What is being asked:
Will you write out the data exactly, excluding every picture?
++++ Material for the task ++++
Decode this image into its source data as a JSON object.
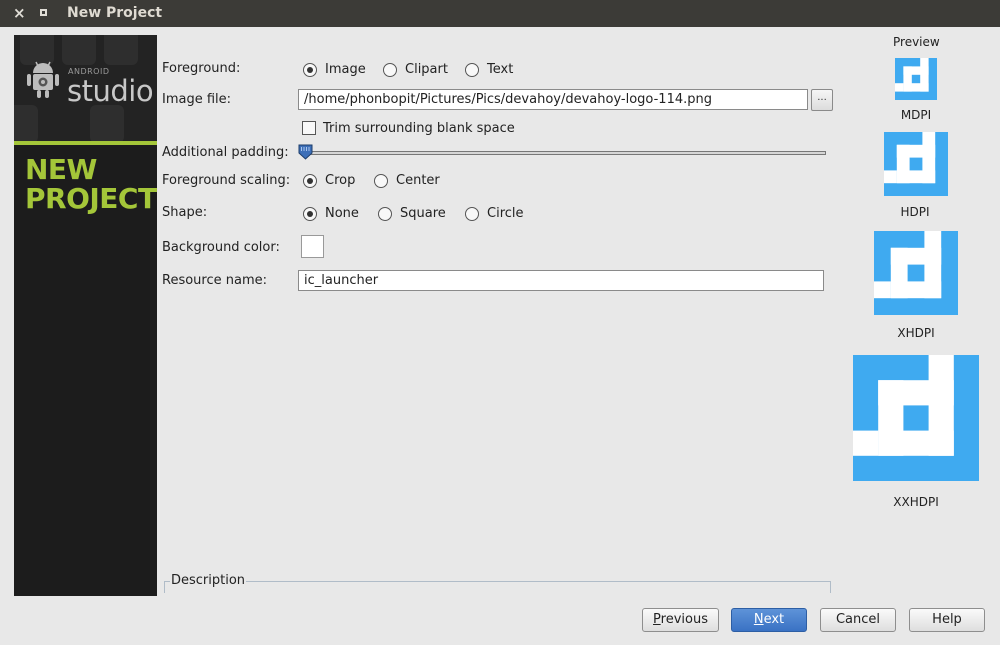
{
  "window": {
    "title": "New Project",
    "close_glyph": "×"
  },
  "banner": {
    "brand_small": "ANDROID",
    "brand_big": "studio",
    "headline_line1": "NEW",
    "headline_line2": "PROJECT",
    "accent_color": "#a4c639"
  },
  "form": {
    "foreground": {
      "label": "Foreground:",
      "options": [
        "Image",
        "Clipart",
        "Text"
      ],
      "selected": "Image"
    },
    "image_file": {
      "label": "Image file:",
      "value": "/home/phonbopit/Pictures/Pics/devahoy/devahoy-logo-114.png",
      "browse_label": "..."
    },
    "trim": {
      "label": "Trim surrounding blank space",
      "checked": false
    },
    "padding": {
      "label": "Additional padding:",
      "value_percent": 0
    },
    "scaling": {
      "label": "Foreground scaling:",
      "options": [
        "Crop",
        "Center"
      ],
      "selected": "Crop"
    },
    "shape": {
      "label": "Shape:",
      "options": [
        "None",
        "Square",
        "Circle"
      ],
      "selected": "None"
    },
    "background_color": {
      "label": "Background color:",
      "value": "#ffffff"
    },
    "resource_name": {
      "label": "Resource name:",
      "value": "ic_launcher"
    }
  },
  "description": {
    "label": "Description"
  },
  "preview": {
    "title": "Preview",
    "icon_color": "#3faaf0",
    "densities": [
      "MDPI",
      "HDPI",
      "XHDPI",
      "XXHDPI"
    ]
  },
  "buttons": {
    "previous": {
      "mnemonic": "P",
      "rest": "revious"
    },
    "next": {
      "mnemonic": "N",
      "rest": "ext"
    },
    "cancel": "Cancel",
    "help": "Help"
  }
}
++++
Final answer:
Decode this image into its source data as a JSON object.
{
  "window": {
    "title": "New Project",
    "close_glyph": "×"
  },
  "banner": {
    "brand_small": "ANDROID",
    "brand_big": "studio",
    "headline_line1": "NEW",
    "headline_line2": "PROJECT",
    "accent_color": "#a4c639"
  },
  "form": {
    "foreground": {
      "label": "Foreground:",
      "options": [
        "Image",
        "Clipart",
        "Text"
      ],
      "selected": "Image"
    },
    "image_file": {
      "label": "Image file:",
      "value": "/home/phonbopit/Pictures/Pics/devahoy/devahoy-logo-114.png",
      "browse_label": "..."
    },
    "trim": {
      "label": "Trim surrounding blank space",
      "checked": false
    },
    "padding": {
      "label": "Additional padding:",
      "value_percent": 0
    },
    "scaling": {
      "label": "Foreground scaling:",
      "options": [
        "Crop",
        "Center"
      ],
      "selected": "Crop"
    },
    "shape": {
      "label": "Shape:",
      "options": [
        "None",
        "Square",
        "Circle"
      ],
      "selected": "None"
    },
    "background_color": {
      "label": "Background color:",
      "value": "#ffffff"
    },
    "resource_name": {
      "label": "Resource name:",
      "value": "ic_launcher"
    }
  },
  "description": {
    "label": "Description"
  },
  "preview": {
    "title": "Preview",
    "icon_color": "#3faaf0",
    "densities": [
      "MDPI",
      "HDPI",
      "XHDPI",
      "XXHDPI"
    ]
  },
  "buttons": {
    "previous": {
      "mnemonic": "P",
      "rest": "revious"
    },
    "next": {
      "mnemonic": "N",
      "rest": "ext"
    },
    "cancel": "Cancel",
    "help": "Help"
  }
}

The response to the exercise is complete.